**INSTRUCTIONS TO FOLLOW:**
List each line of the data in which the string "never" appears.

**ENTRIES:**
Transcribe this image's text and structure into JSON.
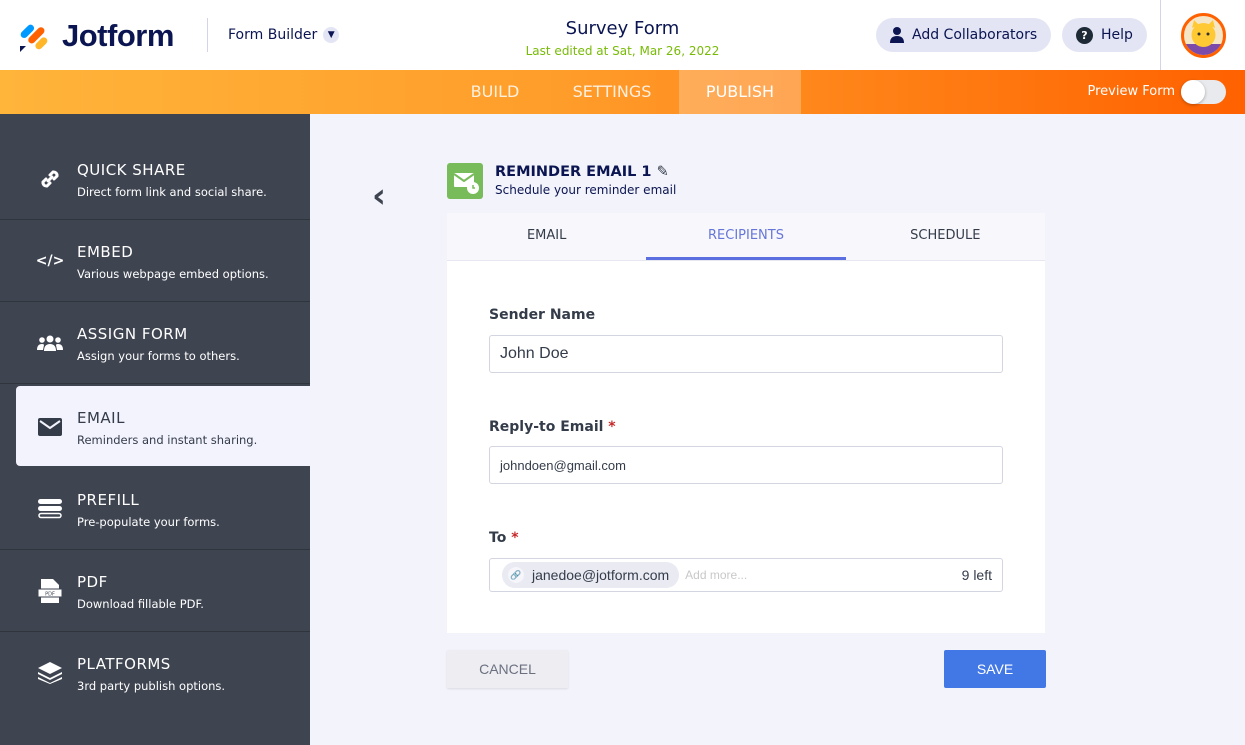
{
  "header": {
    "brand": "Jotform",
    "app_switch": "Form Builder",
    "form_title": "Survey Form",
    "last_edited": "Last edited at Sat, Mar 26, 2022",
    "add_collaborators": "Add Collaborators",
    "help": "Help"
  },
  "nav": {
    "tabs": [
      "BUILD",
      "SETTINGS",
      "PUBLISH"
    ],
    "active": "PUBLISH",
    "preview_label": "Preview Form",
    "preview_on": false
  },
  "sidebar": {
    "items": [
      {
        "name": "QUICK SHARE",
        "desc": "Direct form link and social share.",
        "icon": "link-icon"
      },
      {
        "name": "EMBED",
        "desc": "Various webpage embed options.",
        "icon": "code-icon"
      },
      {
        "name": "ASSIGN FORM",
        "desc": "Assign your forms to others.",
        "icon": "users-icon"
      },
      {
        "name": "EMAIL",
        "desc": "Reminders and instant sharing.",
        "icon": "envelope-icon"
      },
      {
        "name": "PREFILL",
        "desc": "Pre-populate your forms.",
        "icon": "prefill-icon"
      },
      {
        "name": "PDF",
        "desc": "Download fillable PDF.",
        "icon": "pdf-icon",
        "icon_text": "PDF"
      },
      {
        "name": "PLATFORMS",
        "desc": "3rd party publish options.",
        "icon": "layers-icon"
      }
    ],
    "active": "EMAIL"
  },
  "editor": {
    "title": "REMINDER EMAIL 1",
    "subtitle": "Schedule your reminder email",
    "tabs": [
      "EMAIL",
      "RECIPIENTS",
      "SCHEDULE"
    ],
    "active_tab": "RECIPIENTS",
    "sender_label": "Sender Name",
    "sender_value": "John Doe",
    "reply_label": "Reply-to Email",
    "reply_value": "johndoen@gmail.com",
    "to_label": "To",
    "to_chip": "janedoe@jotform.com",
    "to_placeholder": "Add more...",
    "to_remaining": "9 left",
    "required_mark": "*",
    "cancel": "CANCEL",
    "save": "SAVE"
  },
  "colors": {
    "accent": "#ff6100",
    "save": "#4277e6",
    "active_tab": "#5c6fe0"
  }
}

...

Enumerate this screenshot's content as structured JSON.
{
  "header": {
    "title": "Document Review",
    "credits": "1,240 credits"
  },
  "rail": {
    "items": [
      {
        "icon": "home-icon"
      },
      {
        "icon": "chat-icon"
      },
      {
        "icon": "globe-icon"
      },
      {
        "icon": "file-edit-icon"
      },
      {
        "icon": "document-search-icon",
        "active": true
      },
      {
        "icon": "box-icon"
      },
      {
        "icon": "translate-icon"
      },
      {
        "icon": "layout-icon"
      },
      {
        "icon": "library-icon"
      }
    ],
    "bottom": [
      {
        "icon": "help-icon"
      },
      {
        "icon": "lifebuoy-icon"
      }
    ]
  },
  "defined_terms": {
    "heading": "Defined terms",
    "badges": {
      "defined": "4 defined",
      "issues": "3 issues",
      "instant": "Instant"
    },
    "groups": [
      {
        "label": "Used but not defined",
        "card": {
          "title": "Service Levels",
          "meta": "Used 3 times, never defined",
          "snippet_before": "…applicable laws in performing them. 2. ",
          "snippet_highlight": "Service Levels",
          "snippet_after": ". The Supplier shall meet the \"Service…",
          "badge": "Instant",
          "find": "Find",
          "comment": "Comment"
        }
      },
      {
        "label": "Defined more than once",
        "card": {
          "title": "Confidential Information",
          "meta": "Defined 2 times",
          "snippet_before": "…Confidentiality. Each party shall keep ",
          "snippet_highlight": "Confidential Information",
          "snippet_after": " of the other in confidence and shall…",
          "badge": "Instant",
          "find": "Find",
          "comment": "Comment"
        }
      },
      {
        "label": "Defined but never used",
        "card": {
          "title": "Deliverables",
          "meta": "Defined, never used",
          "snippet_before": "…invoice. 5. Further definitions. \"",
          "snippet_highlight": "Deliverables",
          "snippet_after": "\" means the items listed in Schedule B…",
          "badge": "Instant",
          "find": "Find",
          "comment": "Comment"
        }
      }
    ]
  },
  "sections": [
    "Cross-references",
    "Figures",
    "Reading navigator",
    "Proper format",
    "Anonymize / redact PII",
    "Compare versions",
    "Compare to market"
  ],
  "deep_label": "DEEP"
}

**RESPONSE TO THIS TASK:**
          "meta": "Used 3 times, never defined",
        "label": "Defined but never used",
          "meta": "Defined, never used",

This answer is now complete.